WHAT TO PRODUCE
Write out the whole listing word for word.

MATERIAL SUPPLIED
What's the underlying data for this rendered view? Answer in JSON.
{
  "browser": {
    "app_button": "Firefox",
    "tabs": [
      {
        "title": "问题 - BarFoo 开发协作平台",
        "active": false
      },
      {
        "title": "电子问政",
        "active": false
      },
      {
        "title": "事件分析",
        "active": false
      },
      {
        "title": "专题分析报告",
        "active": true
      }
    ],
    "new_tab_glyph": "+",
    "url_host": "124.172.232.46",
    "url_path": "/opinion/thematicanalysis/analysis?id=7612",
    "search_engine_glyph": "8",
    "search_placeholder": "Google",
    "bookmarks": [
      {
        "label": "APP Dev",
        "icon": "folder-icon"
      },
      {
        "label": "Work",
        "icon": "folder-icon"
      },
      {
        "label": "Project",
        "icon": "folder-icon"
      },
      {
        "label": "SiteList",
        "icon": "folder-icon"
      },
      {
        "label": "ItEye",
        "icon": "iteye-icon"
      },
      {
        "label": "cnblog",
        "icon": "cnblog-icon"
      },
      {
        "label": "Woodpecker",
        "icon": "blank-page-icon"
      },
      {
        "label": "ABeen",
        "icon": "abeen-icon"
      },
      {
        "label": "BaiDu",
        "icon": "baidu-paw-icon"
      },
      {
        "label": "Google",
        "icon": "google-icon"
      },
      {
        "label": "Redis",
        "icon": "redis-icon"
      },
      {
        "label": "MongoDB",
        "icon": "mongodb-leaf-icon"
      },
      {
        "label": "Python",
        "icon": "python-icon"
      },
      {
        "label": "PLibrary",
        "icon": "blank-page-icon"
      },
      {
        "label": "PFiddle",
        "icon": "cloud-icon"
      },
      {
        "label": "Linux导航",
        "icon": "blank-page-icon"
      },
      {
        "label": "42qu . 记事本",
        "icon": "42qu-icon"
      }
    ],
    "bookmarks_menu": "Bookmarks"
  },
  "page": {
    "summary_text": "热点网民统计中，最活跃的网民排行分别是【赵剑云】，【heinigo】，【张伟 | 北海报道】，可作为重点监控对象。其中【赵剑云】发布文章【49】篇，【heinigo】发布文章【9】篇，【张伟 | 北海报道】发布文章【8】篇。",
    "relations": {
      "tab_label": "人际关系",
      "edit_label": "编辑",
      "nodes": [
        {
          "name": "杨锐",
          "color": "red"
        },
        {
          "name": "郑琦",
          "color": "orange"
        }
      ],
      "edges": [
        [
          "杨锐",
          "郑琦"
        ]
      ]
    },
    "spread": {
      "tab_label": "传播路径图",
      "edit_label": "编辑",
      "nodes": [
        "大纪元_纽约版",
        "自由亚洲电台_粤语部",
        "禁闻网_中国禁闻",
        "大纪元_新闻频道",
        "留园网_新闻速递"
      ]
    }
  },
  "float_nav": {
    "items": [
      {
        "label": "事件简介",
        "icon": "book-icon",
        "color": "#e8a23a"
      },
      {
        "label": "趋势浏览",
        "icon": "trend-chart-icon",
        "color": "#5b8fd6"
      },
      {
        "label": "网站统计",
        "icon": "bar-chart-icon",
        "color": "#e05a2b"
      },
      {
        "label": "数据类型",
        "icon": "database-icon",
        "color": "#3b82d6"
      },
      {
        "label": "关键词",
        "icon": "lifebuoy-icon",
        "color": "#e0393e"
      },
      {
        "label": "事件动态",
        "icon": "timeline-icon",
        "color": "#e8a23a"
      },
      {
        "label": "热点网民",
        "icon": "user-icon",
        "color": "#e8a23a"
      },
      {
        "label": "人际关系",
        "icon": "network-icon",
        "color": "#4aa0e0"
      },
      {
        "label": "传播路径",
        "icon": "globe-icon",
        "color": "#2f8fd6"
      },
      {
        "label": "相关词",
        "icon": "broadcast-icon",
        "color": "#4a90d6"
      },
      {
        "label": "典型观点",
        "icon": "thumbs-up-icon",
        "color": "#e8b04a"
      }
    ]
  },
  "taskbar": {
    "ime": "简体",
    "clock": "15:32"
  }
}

WRITTEN RESPONSE
What's the underlying data for this rendered view? Answer in JSON.
{
  "browser": {
    "app_button": "Firefox",
    "tabs": [
      {
        "title": "问题 - BarFoo 开发协作平台",
        "active": false
      },
      {
        "title": "电子问政",
        "active": false
      },
      {
        "title": "事件分析",
        "active": false
      },
      {
        "title": "专题分析报告",
        "active": true
      }
    ],
    "new_tab_glyph": "+",
    "url_host": "124.172.232.46",
    "url_path": "/opinion/thematicanalysis/analysis?id=7612",
    "search_engine_glyph": "8",
    "search_placeholder": "Google",
    "bookmarks": [
      {
        "label": "APP Dev",
        "icon": "folder-icon"
      },
      {
        "label": "Work",
        "icon": "folder-icon"
      },
      {
        "label": "Project",
        "icon": "folder-icon"
      },
      {
        "label": "SiteList",
        "icon": "folder-icon"
      },
      {
        "label": "ItEye",
        "icon": "iteye-icon"
      },
      {
        "label": "cnblog",
        "icon": "cnblog-icon"
      },
      {
        "label": "Woodpecker",
        "icon": "blank-page-icon"
      },
      {
        "label": "ABeen",
        "icon": "abeen-icon"
      },
      {
        "label": "BaiDu",
        "icon": "baidu-paw-icon"
      },
      {
        "label": "Google",
        "icon": "google-icon"
      },
      {
        "label": "Redis",
        "icon": "redis-icon"
      },
      {
        "label": "MongoDB",
        "icon": "mongodb-leaf-icon"
      },
      {
        "label": "Python",
        "icon": "python-icon"
      },
      {
        "label": "PLibrary",
        "icon": "blank-page-icon"
      },
      {
        "label": "PFiddle",
        "icon": "cloud-icon"
      },
      {
        "label": "Linux导航",
        "icon": "blank-page-icon"
      },
      {
        "label": "42qu . 记事本",
        "icon": "42qu-icon"
      }
    ],
    "bookmarks_menu": "Bookmarks"
  },
  "page": {
    "summary_text": "热点网民统计中，最活跃的网民排行分别是【赵剑云】，【heinigo】，【张伟 | 北海报道】，可作为重点监控对象。其中【赵剑云】发布文章【49】篇，【heinigo】发布文章【9】篇，【张伟 | 北海报道】发布文章【8】篇。",
    "relations": {
      "tab_label": "人际关系",
      "edit_label": "编辑",
      "nodes": [
        {
          "name": "杨锐",
          "color": "red"
        },
        {
          "name": "郑琦",
          "color": "orange"
        }
      ],
      "edges": [
        [
          "杨锐",
          "郑琦"
        ]
      ]
    },
    "spread": {
      "tab_label": "传播路径图",
      "edit_label": "编辑",
      "nodes": [
        "大纪元_纽约版",
        "自由亚洲电台_粤语部",
        "禁闻网_中国禁闻",
        "大纪元_新闻频道",
        "留园网_新闻速递"
      ]
    }
  },
  "float_nav": {
    "items": [
      {
        "label": "事件简介",
        "icon": "book-icon",
        "color": "#e8a23a"
      },
      {
        "label": "趋势浏览",
        "icon": "trend-chart-icon",
        "color": "#5b8fd6"
      },
      {
        "label": "网站统计",
        "icon": "bar-chart-icon",
        "color": "#e05a2b"
      },
      {
        "label": "数据类型",
        "icon": "database-icon",
        "color": "#3b82d6"
      },
      {
        "label": "关键词",
        "icon": "lifebuoy-icon",
        "color": "#e0393e"
      },
      {
        "label": "事件动态",
        "icon": "timeline-icon",
        "color": "#e8a23a"
      },
      {
        "label": "热点网民",
        "icon": "user-icon",
        "color": "#e8a23a"
      },
      {
        "label": "人际关系",
        "icon": "network-icon",
        "color": "#4aa0e0"
      },
      {
        "label": "传播路径",
        "icon": "globe-icon",
        "color": "#2f8fd6"
      },
      {
        "label": "相关词",
        "icon": "broadcast-icon",
        "color": "#4a90d6"
      },
      {
        "label": "典型观点",
        "icon": "thumbs-up-icon",
        "color": "#e8b04a"
      }
    ]
  },
  "taskbar": {
    "ime": "简体",
    "clock": "15:32"
  }
}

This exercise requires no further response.